• **AIM OF THE EXERCISE**:
Copy out all the records, word for word.

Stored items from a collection

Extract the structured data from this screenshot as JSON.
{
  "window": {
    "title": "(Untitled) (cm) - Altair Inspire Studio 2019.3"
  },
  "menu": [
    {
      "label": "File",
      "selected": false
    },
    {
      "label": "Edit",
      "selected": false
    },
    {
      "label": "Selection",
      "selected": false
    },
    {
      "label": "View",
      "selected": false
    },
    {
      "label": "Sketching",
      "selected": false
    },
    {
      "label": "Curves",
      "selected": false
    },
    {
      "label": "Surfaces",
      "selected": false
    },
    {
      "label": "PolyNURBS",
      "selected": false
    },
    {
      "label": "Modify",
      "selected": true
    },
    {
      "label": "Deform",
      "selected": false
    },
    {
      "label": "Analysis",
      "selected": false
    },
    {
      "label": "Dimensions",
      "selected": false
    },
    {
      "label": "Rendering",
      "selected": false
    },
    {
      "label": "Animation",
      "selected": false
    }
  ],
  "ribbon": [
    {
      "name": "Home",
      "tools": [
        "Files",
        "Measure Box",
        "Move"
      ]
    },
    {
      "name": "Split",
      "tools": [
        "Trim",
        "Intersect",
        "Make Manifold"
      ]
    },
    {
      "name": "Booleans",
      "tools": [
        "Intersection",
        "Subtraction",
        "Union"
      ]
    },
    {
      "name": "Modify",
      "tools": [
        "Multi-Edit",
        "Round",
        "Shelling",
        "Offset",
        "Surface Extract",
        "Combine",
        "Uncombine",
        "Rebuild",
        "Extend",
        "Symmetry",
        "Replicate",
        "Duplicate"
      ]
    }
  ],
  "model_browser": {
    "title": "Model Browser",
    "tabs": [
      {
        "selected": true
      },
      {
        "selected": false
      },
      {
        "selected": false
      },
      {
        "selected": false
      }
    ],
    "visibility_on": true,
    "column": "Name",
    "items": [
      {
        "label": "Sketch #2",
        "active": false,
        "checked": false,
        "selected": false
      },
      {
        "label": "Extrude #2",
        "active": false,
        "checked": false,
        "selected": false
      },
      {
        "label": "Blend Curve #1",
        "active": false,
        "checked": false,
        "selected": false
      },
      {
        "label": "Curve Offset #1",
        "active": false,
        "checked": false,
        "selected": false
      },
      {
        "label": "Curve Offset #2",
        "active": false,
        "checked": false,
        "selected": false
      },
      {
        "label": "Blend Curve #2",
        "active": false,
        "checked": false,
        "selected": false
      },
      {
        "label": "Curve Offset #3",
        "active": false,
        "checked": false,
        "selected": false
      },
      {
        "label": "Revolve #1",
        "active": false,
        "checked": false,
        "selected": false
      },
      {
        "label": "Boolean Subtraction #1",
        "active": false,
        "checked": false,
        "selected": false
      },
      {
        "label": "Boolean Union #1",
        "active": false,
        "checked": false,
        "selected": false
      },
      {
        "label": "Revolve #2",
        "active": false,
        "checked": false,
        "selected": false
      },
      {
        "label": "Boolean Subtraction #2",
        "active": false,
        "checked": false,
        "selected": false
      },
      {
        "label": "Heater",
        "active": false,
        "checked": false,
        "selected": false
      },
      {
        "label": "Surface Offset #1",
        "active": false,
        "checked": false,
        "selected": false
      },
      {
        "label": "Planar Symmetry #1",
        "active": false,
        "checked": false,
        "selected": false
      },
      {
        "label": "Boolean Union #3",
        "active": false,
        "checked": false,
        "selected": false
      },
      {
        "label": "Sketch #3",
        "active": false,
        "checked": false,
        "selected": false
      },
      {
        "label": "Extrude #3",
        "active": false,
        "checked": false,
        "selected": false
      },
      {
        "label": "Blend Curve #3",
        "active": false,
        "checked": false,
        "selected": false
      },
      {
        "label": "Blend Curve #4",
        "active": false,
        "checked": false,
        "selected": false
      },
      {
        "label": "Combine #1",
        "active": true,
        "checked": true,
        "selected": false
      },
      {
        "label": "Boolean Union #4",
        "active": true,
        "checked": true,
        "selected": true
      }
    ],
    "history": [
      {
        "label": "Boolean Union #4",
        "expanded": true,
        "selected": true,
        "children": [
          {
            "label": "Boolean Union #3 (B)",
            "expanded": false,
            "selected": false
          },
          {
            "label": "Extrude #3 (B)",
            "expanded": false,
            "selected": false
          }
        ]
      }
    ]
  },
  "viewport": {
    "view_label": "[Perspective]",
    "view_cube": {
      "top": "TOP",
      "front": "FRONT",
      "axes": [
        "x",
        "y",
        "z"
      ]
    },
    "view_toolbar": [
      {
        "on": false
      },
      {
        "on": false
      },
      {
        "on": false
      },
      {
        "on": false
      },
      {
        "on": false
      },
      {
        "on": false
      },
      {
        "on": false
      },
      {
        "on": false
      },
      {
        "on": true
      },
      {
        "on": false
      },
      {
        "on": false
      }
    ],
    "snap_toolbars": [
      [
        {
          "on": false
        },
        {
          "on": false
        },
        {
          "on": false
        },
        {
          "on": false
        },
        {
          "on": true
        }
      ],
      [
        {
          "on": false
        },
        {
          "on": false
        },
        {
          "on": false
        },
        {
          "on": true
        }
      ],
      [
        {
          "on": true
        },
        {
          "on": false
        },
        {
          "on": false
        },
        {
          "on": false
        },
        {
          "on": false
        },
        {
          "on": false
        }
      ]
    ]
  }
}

• **RESULT**:
Extract the structured data from this screenshot as JSON.
{
  "window": {
    "title": "(Untitled) (cm) - Altair Inspire Studio 2019.3"
  },
  "menu": [
    {
      "label": "File",
      "selected": false
    },
    {
      "label": "Edit",
      "selected": false
    },
    {
      "label": "Selection",
      "selected": false
    },
    {
      "label": "View",
      "selected": false
    },
    {
      "label": "Sketching",
      "selected": false
    },
    {
      "label": "Curves",
      "selected": false
    },
    {
      "label": "Surfaces",
      "selected": false
    },
    {
      "label": "PolyNURBS",
      "selected": false
    },
    {
      "label": "Modify",
      "selected": true
    },
    {
      "label": "Deform",
      "selected": false
    },
    {
      "label": "Analysis",
      "selected": false
    },
    {
      "label": "Dimensions",
      "selected": false
    },
    {
      "label": "Rendering",
      "selected": false
    },
    {
      "label": "Animation",
      "selected": false
    }
  ],
  "ribbon": [
    {
      "name": "Home",
      "tools": [
        "Files",
        "Measure Box",
        "Move"
      ]
    },
    {
      "name": "Split",
      "tools": [
        "Trim",
        "Intersect",
        "Make Manifold"
      ]
    },
    {
      "name": "Booleans",
      "tools": [
        "Intersection",
        "Subtraction",
        "Union"
      ]
    },
    {
      "name": "Modify",
      "tools": [
        "Multi-Edit",
        "Round",
        "Shelling",
        "Offset",
        "Surface Extract",
        "Combine",
        "Uncombine",
        "Rebuild",
        "Extend",
        "Symmetry",
        "Replicate",
        "Duplicate"
      ]
    }
  ],
  "model_browser": {
    "title": "Model Browser",
    "tabs": [
      {
        "selected": true
      },
      {
        "selected": false
      },
      {
        "selected": false
      },
      {
        "selected": false
      }
    ],
    "visibility_on": true,
    "column": "Name",
    "items": [
      {
        "label": "Sketch #2",
        "active": false,
        "checked": false,
        "selected": false
      },
      {
        "label": "Extrude #2",
        "active": false,
        "checked": false,
        "selected": false
      },
      {
        "label": "Blend Curve #1",
        "active": false,
        "checked": false,
        "selected": false
      },
      {
        "label": "Curve Offset #1",
        "active": false,
        "checked": false,
        "selected": false
      },
      {
        "label": "Curve Offset #2",
        "active": false,
        "checked": false,
        "selected": false
      },
      {
        "label": "Blend Curve #2",
        "active": false,
        "checked": false,
        "selected": false
      },
      {
        "label": "Curve Offset #3",
        "active": false,
        "checked": false,
        "selected": false
      },
      {
        "label": "Revolve #1",
        "active": false,
        "checked": false,
        "selected": false
      },
      {
        "label": "Boolean Subtraction #1",
        "active": false,
        "checked": false,
        "selected": false
      },
      {
        "label": "Boolean Union #1",
        "active": false,
        "checked": false,
        "selected": false
      },
      {
        "label": "Revolve #2",
        "active": false,
        "checked": false,
        "selected": false
      },
      {
        "label": "Boolean Subtraction #2",
        "active": false,
        "checked": false,
        "selected": false
      },
      {
        "label": "Heater",
        "active": false,
        "checked": false,
        "selected": false
      },
      {
        "label": "Surface Offset #1",
        "active": false,
        "checked": false,
        "selected": false
      },
      {
        "label": "Planar Symmetry #1",
        "active": false,
        "checked": false,
        "selected": false
      },
      {
        "label": "Boolean Union #3",
        "active": false,
        "checked": false,
        "selected": false
      },
      {
        "label": "Sketch #3",
        "active": false,
        "checked": false,
        "selected": false
      },
      {
        "label": "Extrude #3",
        "active": false,
        "checked": false,
        "selected": false
      },
      {
        "label": "Blend Curve #3",
        "active": false,
        "checked": false,
        "selected": false
      },
      {
        "label": "Blend Curve #4",
        "active": false,
        "checked": false,
        "selected": false
      },
      {
        "label": "Combine #1",
        "active": true,
        "checked": true,
        "selected": false
      },
      {
        "label": "Boolean Union #4",
        "active": true,
        "checked": true,
        "selected": true
      }
    ],
    "history": [
      {
        "label": "Boolean Union #4",
        "expanded": true,
        "selected": true,
        "children": [
          {
            "label": "Boolean Union #3 (B)",
            "expanded": false,
            "selected": false
          },
          {
            "label": "Extrude #3 (B)",
            "expanded": false,
            "selected": false
          }
        ]
      }
    ]
  },
  "viewport": {
    "view_label": "[Perspective]",
    "view_cube": {
      "top": "TOP",
      "front": "FRONT",
      "axes": [
        "x",
        "y",
        "z"
      ]
    },
    "view_toolbar": [
      {
        "on": false
      },
      {
        "on": false
      },
      {
        "on": false
      },
      {
        "on": false
      },
      {
        "on": false
      },
      {
        "on": false
      },
      {
        "on": false
      },
      {
        "on": false
      },
      {
        "on": true
      },
      {
        "on": false
      },
      {
        "on": false
      }
    ],
    "snap_toolbars": [
      [
        {
          "on": false
        },
        {
          "on": false
        },
        {
          "on": false
        },
        {
          "on": false
        },
        {
          "on": true
        }
      ],
      [
        {
          "on": false
        },
        {
          "on": false
        },
        {
          "on": false
        },
        {
          "on": true
        }
      ],
      [
        {
          "on": true
        },
        {
          "on": false
        },
        {
          "on": false
        },
        {
          "on": false
        },
        {
          "on": false
        },
        {
          "on": false
        }
      ]
    ]
  }
}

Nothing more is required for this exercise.